→ **Exercise directions**:
Leave the pictures out and transcribe every record exactly.

→ **Data listing**:
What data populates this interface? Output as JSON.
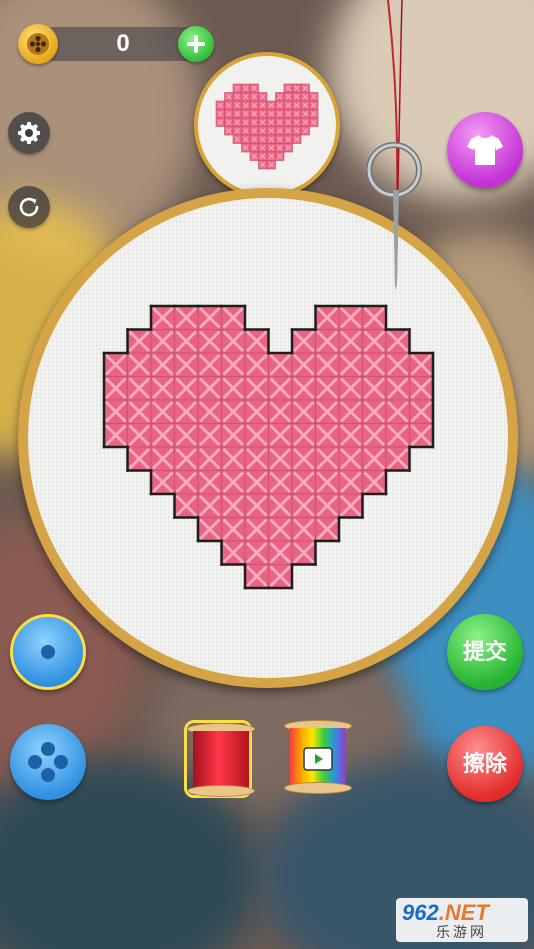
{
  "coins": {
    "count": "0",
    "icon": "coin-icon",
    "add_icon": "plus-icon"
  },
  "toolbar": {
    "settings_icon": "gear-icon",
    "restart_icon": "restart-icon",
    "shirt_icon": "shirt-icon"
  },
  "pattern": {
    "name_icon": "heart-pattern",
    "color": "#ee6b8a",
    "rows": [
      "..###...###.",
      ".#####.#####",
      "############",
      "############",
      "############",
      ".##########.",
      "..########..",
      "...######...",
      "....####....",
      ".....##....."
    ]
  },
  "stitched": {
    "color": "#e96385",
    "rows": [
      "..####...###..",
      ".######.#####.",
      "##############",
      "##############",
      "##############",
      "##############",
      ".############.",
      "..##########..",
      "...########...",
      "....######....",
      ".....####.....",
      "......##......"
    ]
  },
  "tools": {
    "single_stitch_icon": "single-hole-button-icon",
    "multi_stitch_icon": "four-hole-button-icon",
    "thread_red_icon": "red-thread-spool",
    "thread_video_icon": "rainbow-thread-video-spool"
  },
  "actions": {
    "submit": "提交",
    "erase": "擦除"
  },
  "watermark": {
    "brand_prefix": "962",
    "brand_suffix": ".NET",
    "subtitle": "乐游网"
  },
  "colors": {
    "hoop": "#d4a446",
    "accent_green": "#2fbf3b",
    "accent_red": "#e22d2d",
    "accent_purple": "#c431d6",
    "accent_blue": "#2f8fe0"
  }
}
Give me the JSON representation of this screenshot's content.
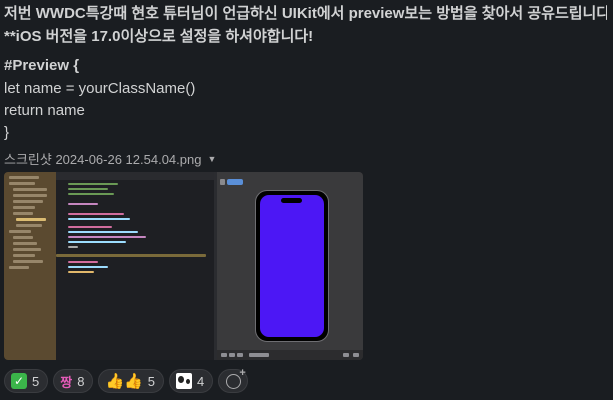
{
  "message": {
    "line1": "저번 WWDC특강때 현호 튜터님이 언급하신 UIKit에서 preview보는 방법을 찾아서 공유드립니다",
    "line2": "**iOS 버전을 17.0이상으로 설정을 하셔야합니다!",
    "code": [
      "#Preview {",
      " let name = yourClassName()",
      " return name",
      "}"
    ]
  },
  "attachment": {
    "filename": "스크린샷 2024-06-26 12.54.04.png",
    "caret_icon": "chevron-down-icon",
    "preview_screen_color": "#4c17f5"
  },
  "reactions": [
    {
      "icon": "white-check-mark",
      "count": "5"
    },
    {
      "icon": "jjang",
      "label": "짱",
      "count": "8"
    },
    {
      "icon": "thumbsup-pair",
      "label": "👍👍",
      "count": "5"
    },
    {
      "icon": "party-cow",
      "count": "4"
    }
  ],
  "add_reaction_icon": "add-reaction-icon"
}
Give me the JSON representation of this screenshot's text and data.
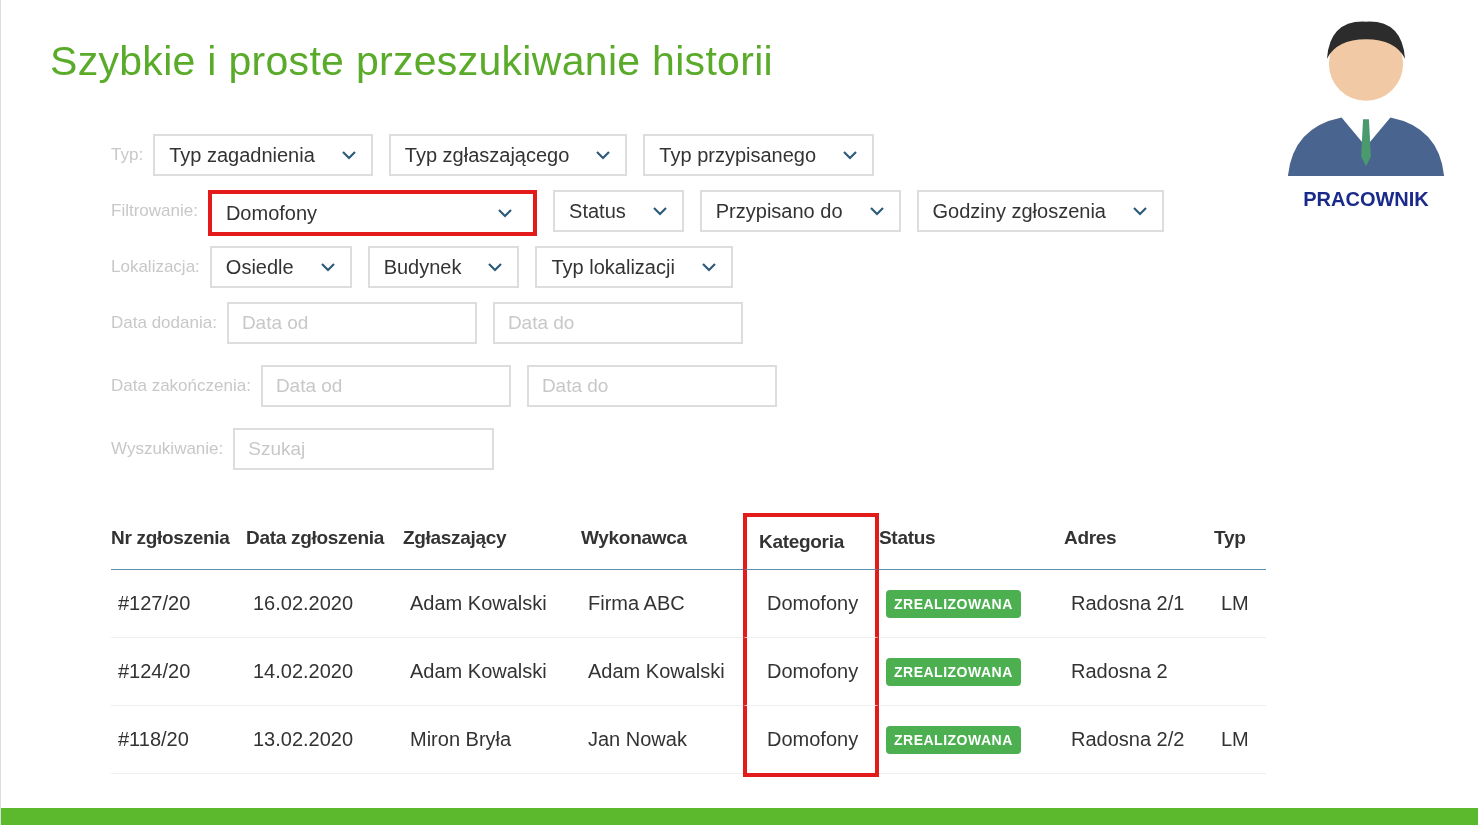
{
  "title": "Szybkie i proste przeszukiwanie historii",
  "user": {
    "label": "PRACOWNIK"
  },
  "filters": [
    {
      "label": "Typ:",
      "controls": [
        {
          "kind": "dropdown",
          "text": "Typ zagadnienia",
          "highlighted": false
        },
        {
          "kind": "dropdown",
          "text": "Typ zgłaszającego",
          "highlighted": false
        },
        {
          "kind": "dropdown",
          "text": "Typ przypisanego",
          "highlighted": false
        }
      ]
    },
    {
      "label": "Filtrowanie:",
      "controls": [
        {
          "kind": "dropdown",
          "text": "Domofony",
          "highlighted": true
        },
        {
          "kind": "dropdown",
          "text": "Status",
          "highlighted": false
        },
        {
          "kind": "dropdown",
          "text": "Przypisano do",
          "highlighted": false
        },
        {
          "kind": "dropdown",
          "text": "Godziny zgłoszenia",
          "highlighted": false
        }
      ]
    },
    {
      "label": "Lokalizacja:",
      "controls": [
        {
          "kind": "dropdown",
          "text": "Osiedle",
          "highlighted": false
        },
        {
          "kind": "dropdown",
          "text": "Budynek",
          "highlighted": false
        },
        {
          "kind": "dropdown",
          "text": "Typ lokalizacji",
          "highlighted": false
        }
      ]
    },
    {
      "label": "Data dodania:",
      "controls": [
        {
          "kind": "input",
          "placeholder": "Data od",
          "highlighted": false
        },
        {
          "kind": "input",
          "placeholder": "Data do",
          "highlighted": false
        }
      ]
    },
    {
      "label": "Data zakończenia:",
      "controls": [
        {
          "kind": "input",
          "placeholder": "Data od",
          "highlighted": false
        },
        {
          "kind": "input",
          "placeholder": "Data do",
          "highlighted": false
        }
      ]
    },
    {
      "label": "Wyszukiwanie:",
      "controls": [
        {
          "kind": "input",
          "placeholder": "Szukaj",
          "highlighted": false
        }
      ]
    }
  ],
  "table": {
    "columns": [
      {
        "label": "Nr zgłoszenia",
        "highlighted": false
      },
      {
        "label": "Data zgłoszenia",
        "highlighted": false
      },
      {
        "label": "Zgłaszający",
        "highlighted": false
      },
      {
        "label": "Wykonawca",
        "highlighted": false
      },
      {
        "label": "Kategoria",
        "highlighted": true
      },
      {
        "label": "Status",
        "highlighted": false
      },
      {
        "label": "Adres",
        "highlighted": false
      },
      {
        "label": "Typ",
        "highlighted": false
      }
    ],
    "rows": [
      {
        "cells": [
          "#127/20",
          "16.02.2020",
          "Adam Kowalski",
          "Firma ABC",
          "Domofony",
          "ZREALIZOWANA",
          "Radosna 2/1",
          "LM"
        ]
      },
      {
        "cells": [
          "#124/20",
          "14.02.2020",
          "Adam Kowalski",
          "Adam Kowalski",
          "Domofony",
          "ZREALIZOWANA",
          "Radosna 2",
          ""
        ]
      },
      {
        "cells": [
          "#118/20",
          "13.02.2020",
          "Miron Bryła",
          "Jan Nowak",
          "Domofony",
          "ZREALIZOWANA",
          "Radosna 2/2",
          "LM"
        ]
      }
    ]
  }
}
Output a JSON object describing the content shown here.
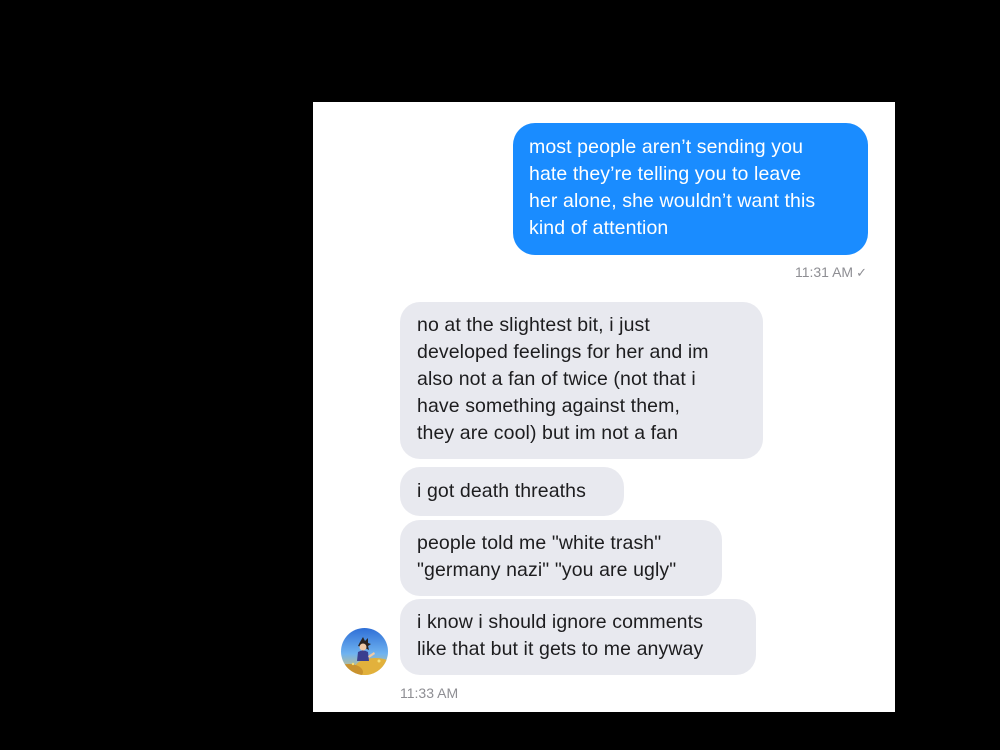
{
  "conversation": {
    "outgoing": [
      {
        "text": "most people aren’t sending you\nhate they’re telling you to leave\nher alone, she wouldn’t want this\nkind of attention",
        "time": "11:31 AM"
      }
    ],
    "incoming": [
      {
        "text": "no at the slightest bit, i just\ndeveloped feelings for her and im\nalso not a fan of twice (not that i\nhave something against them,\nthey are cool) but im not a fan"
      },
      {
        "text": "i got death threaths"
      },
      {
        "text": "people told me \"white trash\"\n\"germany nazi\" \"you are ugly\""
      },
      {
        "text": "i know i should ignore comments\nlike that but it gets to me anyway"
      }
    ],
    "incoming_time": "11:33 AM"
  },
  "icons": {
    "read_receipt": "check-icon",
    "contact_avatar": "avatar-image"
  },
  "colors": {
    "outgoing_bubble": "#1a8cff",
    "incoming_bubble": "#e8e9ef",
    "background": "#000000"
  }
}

→ **Full output**:
What data populates this interface? Output as JSON.
{
  "coins": {
    "count": "0",
    "icon": "coin-icon",
    "add_icon": "plus-icon"
  },
  "toolbar": {
    "settings_icon": "gear-icon",
    "restart_icon": "restart-icon",
    "shirt_icon": "shirt-icon"
  },
  "pattern": {
    "name_icon": "heart-pattern",
    "color": "#ee6b8a",
    "rows": [
      "..###...###.",
      ".#####.#####",
      "############",
      "############",
      "############",
      ".##########.",
      "..########..",
      "...######...",
      "....####....",
      ".....##....."
    ]
  },
  "stitched": {
    "color": "#e96385",
    "rows": [
      "..####...###..",
      ".######.#####.",
      "##############",
      "##############",
      "##############",
      "##############",
      ".############.",
      "..##########..",
      "...########...",
      "....######....",
      ".....####.....",
      "......##......"
    ]
  },
  "tools": {
    "single_stitch_icon": "single-hole-button-icon",
    "multi_stitch_icon": "four-hole-button-icon",
    "thread_red_icon": "red-thread-spool",
    "thread_video_icon": "rainbow-thread-video-spool"
  },
  "actions": {
    "submit": "提交",
    "erase": "擦除"
  },
  "watermark": {
    "brand_prefix": "962",
    "brand_suffix": ".NET",
    "subtitle": "乐游网"
  },
  "colors": {
    "hoop": "#d4a446",
    "accent_green": "#2fbf3b",
    "accent_red": "#e22d2d",
    "accent_purple": "#c431d6",
    "accent_blue": "#2f8fe0"
  }
}
Give me the JSON representation of this screenshot's content.
{
  "message": {
    "line1": "저번 WWDC특강때 현호 튜터님이 언급하신 UIKit에서 preview보는 방법을 찾아서 공유드립니다",
    "line2": "**iOS 버전을 17.0이상으로 설정을 하셔야합니다!",
    "code": [
      "#Preview {",
      " let name = yourClassName()",
      " return name",
      "}"
    ]
  },
  "attachment": {
    "filename": "스크린샷 2024-06-26 12.54.04.png",
    "caret_icon": "chevron-down-icon",
    "preview_screen_color": "#4c17f5"
  },
  "reactions": [
    {
      "icon": "white-check-mark",
      "count": "5"
    },
    {
      "icon": "jjang",
      "label": "짱",
      "count": "8"
    },
    {
      "icon": "thumbsup-pair",
      "label": "👍👍",
      "count": "5"
    },
    {
      "icon": "party-cow",
      "count": "4"
    }
  ],
  "add_reaction_icon": "add-reaction-icon"
}
Give me the JSON representation of this screenshot's text and data.
{
  "title": "Szybkie i proste przeszukiwanie historii",
  "user": {
    "label": "PRACOWNIK"
  },
  "filters": [
    {
      "label": "Typ:",
      "controls": [
        {
          "kind": "dropdown",
          "text": "Typ zagadnienia",
          "highlighted": false
        },
        {
          "kind": "dropdown",
          "text": "Typ zgłaszającego",
          "highlighted": false
        },
        {
          "kind": "dropdown",
          "text": "Typ przypisanego",
          "highlighted": false
        }
      ]
    },
    {
      "label": "Filtrowanie:",
      "controls": [
        {
          "kind": "dropdown",
          "text": "Domofony",
          "highlighted": true
        },
        {
          "kind": "dropdown",
          "text": "Status",
          "highlighted": false
        },
        {
          "kind": "dropdown",
          "text": "Przypisano do",
          "highlighted": false
        },
        {
          "kind": "dropdown",
          "text": "Godziny zgłoszenia",
          "highlighted": false
        }
      ]
    },
    {
      "label": "Lokalizacja:",
      "controls": [
        {
          "kind": "dropdown",
          "text": "Osiedle",
          "highlighted": false
        },
        {
          "kind": "dropdown",
          "text": "Budynek",
          "highlighted": false
        },
        {
          "kind": "dropdown",
          "text": "Typ lokalizacji",
          "highlighted": false
        }
      ]
    },
    {
      "label": "Data dodania:",
      "controls": [
        {
          "kind": "input",
          "placeholder": "Data od",
          "highlighted": false
        },
        {
          "kind": "input",
          "placeholder": "Data do",
          "highlighted": false
        }
      ]
    },
    {
      "label": "Data zakończenia:",
      "controls": [
        {
          "kind": "input",
          "placeholder": "Data od",
          "highlighted": false
        },
        {
          "kind": "input",
          "placeholder": "Data do",
          "highlighted": false
        }
      ]
    },
    {
      "label": "Wyszukiwanie:",
      "controls": [
        {
          "kind": "input",
          "placeholder": "Szukaj",
          "highlighted": false
        }
      ]
    }
  ],
  "table": {
    "columns": [
      {
        "label": "Nr zgłoszenia",
        "highlighted": false
      },
      {
        "label": "Data zgłoszenia",
        "highlighted": false
      },
      {
        "label": "Zgłaszający",
        "highlighted": false
      },
      {
        "label": "Wykonawca",
        "highlighted": false
      },
      {
        "label": "Kategoria",
        "highlighted": true
      },
      {
        "label": "Status",
        "highlighted": false
      },
      {
        "label": "Adres",
        "highlighted": false
      },
      {
        "label": "Typ",
        "highlighted": false
      }
    ],
    "rows": [
      {
        "cells": [
          "#127/20",
          "16.02.2020",
          "Adam Kowalski",
          "Firma ABC",
          "Domofony",
          "ZREALIZOWANA",
          "Radosna 2/1",
          "LM"
        ]
      },
      {
        "cells": [
          "#124/20",
          "14.02.2020",
          "Adam Kowalski",
          "Adam Kowalski",
          "Domofony",
          "ZREALIZOWANA",
          "Radosna 2",
          ""
        ]
      },
      {
        "cells": [
          "#118/20",
          "13.02.2020",
          "Miron Bryła",
          "Jan Nowak",
          "Domofony",
          "ZREALIZOWANA",
          "Radosna 2/2",
          "LM"
        ]
      }
    ]
  }
}
Output a JSON object describing the content shown here.
{
  "conversation": {
    "outgoing": [
      {
        "text": "most people aren’t sending you\nhate they’re telling you to leave\nher alone, she wouldn’t want this\nkind of attention",
        "time": "11:31 AM"
      }
    ],
    "incoming": [
      {
        "text": "no at the slightest bit, i just\ndeveloped feelings for her and im\nalso not a fan of twice (not that i\nhave something against them,\nthey are cool) but im not a fan"
      },
      {
        "text": "i got death threaths"
      },
      {
        "text": "people told me \"white trash\"\n\"germany nazi\" \"you are ugly\""
      },
      {
        "text": "i know i should ignore comments\nlike that but it gets to me anyway"
      }
    ],
    "incoming_time": "11:33 AM"
  },
  "icons": {
    "read_receipt": "check-icon",
    "contact_avatar": "avatar-image"
  },
  "colors": {
    "outgoing_bubble": "#1a8cff",
    "incoming_bubble": "#e8e9ef",
    "background": "#000000"
  }
}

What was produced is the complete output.